* EXERCISE INSTRUCTIONS: Write out all entries word for word.

Items from a data source
□ □ □

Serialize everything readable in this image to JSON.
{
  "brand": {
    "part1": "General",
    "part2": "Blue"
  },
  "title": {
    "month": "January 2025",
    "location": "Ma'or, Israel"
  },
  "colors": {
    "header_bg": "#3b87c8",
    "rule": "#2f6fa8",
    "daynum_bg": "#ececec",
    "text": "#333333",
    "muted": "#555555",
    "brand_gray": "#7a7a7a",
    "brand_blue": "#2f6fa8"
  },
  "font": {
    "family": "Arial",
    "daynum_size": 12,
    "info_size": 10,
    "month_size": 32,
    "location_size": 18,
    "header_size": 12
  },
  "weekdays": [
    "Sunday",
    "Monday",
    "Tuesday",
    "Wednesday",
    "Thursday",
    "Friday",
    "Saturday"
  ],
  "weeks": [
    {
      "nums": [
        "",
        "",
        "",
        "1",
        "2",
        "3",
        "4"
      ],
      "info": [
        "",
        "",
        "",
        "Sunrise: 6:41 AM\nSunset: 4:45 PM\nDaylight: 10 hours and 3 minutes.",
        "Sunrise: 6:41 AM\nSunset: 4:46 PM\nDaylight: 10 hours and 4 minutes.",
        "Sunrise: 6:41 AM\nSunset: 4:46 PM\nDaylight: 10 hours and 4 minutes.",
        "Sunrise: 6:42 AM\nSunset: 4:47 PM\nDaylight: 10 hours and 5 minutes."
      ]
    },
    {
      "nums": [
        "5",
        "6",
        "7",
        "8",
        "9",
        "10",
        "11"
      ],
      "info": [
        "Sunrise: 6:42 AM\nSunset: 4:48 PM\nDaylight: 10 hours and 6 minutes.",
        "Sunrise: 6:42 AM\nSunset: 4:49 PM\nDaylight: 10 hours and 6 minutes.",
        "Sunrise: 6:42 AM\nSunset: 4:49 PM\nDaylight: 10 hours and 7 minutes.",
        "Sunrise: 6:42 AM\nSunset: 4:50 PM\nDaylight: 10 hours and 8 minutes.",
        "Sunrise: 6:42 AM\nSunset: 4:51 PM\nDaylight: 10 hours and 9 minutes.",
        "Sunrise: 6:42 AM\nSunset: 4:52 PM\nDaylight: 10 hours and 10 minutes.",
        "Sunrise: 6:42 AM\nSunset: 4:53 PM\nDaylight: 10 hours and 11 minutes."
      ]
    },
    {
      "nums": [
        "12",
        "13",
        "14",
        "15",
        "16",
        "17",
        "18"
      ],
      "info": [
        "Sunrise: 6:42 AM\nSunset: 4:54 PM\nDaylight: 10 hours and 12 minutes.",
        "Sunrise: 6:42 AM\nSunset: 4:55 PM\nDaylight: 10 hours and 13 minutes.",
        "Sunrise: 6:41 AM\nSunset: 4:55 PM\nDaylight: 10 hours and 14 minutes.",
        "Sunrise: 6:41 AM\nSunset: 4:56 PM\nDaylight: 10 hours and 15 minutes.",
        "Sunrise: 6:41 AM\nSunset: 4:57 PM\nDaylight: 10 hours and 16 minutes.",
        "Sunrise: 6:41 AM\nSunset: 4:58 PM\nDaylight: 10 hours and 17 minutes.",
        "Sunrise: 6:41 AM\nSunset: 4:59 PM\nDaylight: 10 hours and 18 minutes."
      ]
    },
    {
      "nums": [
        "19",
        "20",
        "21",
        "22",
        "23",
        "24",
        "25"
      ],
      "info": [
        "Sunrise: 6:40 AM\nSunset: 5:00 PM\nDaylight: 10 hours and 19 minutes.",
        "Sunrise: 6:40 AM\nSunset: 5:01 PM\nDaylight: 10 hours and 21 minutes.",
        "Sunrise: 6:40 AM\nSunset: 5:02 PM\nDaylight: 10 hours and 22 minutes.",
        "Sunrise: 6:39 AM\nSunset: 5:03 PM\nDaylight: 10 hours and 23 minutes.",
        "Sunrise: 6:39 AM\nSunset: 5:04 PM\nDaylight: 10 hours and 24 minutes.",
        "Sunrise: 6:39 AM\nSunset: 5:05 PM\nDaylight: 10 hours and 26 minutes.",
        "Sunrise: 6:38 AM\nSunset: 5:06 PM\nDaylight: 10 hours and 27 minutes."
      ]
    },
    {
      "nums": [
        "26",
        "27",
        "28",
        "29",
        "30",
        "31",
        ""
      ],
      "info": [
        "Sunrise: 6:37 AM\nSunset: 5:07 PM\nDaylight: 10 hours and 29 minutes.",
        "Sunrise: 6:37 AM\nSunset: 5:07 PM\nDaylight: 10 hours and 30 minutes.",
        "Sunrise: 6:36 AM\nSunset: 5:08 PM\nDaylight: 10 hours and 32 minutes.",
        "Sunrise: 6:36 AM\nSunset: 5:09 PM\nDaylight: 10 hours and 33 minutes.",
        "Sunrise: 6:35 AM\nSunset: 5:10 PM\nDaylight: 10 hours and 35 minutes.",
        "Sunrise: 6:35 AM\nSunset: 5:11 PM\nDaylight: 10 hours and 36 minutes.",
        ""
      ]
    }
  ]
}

□ □ □

* FINISHED ANSWER:
Serialize everything readable in this image to JSON.
{
  "brand": {
    "part1": "General",
    "part2": "Blue"
  },
  "title": {
    "month": "January 2025",
    "location": "Ma'or, Israel"
  },
  "colors": {
    "header_bg": "#3b87c8",
    "rule": "#2f6fa8",
    "daynum_bg": "#ececec",
    "text": "#333333",
    "muted": "#555555",
    "brand_gray": "#7a7a7a",
    "brand_blue": "#2f6fa8"
  },
  "font": {
    "family": "Arial",
    "daynum_size": 12,
    "info_size": 10,
    "month_size": 32,
    "location_size": 18,
    "header_size": 12
  },
  "weekdays": [
    "Sunday",
    "Monday",
    "Tuesday",
    "Wednesday",
    "Thursday",
    "Friday",
    "Saturday"
  ],
  "weeks": [
    {
      "nums": [
        "",
        "",
        "",
        "1",
        "2",
        "3",
        "4"
      ],
      "info": [
        "",
        "",
        "",
        "Sunrise: 6:41 AM\nSunset: 4:45 PM\nDaylight: 10 hours and 3 minutes.",
        "Sunrise: 6:41 AM\nSunset: 4:46 PM\nDaylight: 10 hours and 4 minutes.",
        "Sunrise: 6:41 AM\nSunset: 4:46 PM\nDaylight: 10 hours and 4 minutes.",
        "Sunrise: 6:42 AM\nSunset: 4:47 PM\nDaylight: 10 hours and 5 minutes."
      ]
    },
    {
      "nums": [
        "5",
        "6",
        "7",
        "8",
        "9",
        "10",
        "11"
      ],
      "info": [
        "Sunrise: 6:42 AM\nSunset: 4:48 PM\nDaylight: 10 hours and 6 minutes.",
        "Sunrise: 6:42 AM\nSunset: 4:49 PM\nDaylight: 10 hours and 6 minutes.",
        "Sunrise: 6:42 AM\nSunset: 4:49 PM\nDaylight: 10 hours and 7 minutes.",
        "Sunrise: 6:42 AM\nSunset: 4:50 PM\nDaylight: 10 hours and 8 minutes.",
        "Sunrise: 6:42 AM\nSunset: 4:51 PM\nDaylight: 10 hours and 9 minutes.",
        "Sunrise: 6:42 AM\nSunset: 4:52 PM\nDaylight: 10 hours and 10 minutes.",
        "Sunrise: 6:42 AM\nSunset: 4:53 PM\nDaylight: 10 hours and 11 minutes."
      ]
    },
    {
      "nums": [
        "12",
        "13",
        "14",
        "15",
        "16",
        "17",
        "18"
      ],
      "info": [
        "Sunrise: 6:42 AM\nSunset: 4:54 PM\nDaylight: 10 hours and 12 minutes.",
        "Sunrise: 6:42 AM\nSunset: 4:55 PM\nDaylight: 10 hours and 13 minutes.",
        "Sunrise: 6:41 AM\nSunset: 4:55 PM\nDaylight: 10 hours and 14 minutes.",
        "Sunrise: 6:41 AM\nSunset: 4:56 PM\nDaylight: 10 hours and 15 minutes.",
        "Sunrise: 6:41 AM\nSunset: 4:57 PM\nDaylight: 10 hours and 16 minutes.",
        "Sunrise: 6:41 AM\nSunset: 4:58 PM\nDaylight: 10 hours and 17 minutes.",
        "Sunrise: 6:41 AM\nSunset: 4:59 PM\nDaylight: 10 hours and 18 minutes."
      ]
    },
    {
      "nums": [
        "19",
        "20",
        "21",
        "22",
        "23",
        "24",
        "25"
      ],
      "info": [
        "Sunrise: 6:40 AM\nSunset: 5:00 PM\nDaylight: 10 hours and 19 minutes.",
        "Sunrise: 6:40 AM\nSunset: 5:01 PM\nDaylight: 10 hours and 21 minutes.",
        "Sunrise: 6:40 AM\nSunset: 5:02 PM\nDaylight: 10 hours and 22 minutes.",
        "Sunrise: 6:39 AM\nSunset: 5:03 PM\nDaylight: 10 hours and 23 minutes.",
        "Sunrise: 6:39 AM\nSunset: 5:04 PM\nDaylight: 10 hours and 24 minutes.",
        "Sunrise: 6:39 AM\nSunset: 5:05 PM\nDaylight: 10 hours and 26 minutes.",
        "Sunrise: 6:38 AM\nSunset: 5:06 PM\nDaylight: 10 hours and 27 minutes."
      ]
    },
    {
      "nums": [
        "26",
        "27",
        "28",
        "29",
        "30",
        "31",
        ""
      ],
      "info": [
        "Sunrise: 6:37 AM\nSunset: 5:07 PM\nDaylight: 10 hours and 29 minutes.",
        "Sunrise: 6:37 AM\nSunset: 5:07 PM\nDaylight: 10 hours and 30 minutes.",
        "Sunrise: 6:36 AM\nSunset: 5:08 PM\nDaylight: 10 hours and 32 minutes.",
        "Sunrise: 6:36 AM\nSunset: 5:09 PM\nDaylight: 10 hours and 33 minutes.",
        "Sunrise: 6:35 AM\nSunset: 5:10 PM\nDaylight: 10 hours and 35 minutes.",
        "Sunrise: 6:35 AM\nSunset: 5:11 PM\nDaylight: 10 hours and 36 minutes.",
        ""
      ]
    }
  ]
}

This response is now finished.